Given records:

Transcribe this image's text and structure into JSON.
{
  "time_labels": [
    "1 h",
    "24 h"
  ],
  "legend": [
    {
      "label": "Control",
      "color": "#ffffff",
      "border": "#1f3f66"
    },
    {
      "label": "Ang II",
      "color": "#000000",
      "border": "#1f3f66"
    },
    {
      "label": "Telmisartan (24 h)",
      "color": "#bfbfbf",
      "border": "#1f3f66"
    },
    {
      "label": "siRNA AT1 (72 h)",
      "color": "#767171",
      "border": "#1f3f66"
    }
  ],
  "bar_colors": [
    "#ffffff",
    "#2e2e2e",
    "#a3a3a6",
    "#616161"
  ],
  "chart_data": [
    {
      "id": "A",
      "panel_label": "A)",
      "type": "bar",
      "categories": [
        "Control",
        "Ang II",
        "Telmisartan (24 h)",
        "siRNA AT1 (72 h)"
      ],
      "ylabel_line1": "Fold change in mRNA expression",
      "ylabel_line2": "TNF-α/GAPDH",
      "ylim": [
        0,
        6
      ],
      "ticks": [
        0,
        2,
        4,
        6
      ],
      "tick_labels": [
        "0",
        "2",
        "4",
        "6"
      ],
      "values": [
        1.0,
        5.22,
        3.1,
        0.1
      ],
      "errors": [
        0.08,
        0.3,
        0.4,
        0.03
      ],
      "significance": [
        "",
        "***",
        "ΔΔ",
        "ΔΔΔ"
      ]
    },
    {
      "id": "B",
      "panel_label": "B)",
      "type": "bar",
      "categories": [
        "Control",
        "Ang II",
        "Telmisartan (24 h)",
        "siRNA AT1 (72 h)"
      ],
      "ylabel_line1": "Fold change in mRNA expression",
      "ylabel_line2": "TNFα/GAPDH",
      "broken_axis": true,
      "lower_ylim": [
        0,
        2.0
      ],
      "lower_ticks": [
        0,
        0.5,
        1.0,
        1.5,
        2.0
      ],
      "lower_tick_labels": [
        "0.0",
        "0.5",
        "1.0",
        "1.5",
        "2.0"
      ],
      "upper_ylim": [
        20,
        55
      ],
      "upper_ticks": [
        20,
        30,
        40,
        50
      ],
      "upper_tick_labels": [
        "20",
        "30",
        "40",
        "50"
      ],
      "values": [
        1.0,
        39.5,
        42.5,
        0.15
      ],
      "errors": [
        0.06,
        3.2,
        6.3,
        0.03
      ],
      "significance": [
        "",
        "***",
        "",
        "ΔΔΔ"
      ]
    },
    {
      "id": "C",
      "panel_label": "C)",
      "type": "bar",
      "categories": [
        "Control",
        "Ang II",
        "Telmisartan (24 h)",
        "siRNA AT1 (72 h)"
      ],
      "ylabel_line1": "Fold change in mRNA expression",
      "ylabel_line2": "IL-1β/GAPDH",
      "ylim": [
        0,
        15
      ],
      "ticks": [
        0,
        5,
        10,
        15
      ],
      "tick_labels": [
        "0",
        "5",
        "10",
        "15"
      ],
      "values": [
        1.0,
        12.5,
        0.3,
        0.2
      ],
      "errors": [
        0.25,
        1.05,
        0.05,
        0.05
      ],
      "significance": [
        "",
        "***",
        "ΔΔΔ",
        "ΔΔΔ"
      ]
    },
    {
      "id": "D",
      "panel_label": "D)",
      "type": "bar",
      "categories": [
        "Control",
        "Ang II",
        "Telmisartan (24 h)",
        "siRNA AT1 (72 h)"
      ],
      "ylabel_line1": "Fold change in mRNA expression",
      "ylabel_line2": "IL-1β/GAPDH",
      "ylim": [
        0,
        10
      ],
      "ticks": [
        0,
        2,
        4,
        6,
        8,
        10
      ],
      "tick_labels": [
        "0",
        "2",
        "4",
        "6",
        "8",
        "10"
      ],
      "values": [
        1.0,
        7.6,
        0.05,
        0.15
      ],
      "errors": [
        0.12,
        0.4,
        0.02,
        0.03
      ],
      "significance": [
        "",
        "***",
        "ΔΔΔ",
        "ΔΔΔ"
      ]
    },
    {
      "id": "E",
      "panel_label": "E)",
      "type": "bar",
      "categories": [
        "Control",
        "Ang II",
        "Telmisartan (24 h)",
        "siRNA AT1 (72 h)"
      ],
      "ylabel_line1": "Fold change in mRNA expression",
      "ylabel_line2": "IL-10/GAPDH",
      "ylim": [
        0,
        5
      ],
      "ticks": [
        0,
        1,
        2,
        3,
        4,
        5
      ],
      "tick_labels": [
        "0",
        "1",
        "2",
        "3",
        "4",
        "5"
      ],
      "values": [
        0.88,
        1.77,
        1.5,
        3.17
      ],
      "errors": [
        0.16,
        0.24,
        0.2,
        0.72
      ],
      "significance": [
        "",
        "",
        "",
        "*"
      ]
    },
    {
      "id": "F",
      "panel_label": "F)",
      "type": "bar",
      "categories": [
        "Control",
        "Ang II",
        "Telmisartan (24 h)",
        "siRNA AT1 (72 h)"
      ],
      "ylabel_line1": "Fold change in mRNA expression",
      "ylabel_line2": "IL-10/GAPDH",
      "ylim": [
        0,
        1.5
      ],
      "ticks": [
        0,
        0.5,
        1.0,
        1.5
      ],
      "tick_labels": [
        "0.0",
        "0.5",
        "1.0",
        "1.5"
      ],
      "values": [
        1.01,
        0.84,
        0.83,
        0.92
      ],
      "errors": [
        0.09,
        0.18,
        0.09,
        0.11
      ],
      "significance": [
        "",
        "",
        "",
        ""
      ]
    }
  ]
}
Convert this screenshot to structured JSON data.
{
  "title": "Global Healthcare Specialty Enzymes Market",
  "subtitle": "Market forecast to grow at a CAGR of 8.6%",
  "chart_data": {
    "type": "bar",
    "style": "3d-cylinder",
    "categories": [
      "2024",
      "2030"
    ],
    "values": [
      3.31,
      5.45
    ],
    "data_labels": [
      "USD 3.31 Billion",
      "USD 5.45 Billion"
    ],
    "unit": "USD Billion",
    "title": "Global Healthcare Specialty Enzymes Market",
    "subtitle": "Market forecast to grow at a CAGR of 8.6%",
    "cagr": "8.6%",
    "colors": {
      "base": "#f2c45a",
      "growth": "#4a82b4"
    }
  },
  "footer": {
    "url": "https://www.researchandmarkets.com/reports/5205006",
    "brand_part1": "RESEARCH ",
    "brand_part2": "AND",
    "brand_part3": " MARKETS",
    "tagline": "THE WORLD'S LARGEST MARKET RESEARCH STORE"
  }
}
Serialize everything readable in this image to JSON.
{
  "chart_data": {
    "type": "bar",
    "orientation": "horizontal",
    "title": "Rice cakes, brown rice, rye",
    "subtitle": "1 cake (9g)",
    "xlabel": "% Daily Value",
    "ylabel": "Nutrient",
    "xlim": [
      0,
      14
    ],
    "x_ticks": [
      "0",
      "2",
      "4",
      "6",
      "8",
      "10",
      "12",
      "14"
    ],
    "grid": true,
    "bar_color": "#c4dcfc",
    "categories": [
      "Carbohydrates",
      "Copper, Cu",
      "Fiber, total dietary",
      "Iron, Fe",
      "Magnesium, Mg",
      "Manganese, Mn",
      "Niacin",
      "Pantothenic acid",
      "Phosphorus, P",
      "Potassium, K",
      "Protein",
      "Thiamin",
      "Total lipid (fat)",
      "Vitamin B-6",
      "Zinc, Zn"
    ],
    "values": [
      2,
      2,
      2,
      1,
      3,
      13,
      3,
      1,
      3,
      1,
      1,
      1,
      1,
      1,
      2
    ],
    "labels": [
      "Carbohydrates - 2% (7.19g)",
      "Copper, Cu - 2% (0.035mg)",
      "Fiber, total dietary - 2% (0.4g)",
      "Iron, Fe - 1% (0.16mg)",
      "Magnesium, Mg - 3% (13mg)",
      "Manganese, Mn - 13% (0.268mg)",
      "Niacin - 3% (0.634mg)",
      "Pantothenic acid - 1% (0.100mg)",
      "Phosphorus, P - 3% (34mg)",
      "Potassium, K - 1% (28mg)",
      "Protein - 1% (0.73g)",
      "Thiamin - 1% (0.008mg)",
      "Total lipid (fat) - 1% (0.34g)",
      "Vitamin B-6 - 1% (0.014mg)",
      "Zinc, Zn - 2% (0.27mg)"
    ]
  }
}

Description of the task:
For every line in the data above that has the string "Enzymes", return that line.

Answer space:
  "title": "Global Healthcare Specialty Enzymes Market",
    "title": "Global Healthcare Specialty Enzymes Market",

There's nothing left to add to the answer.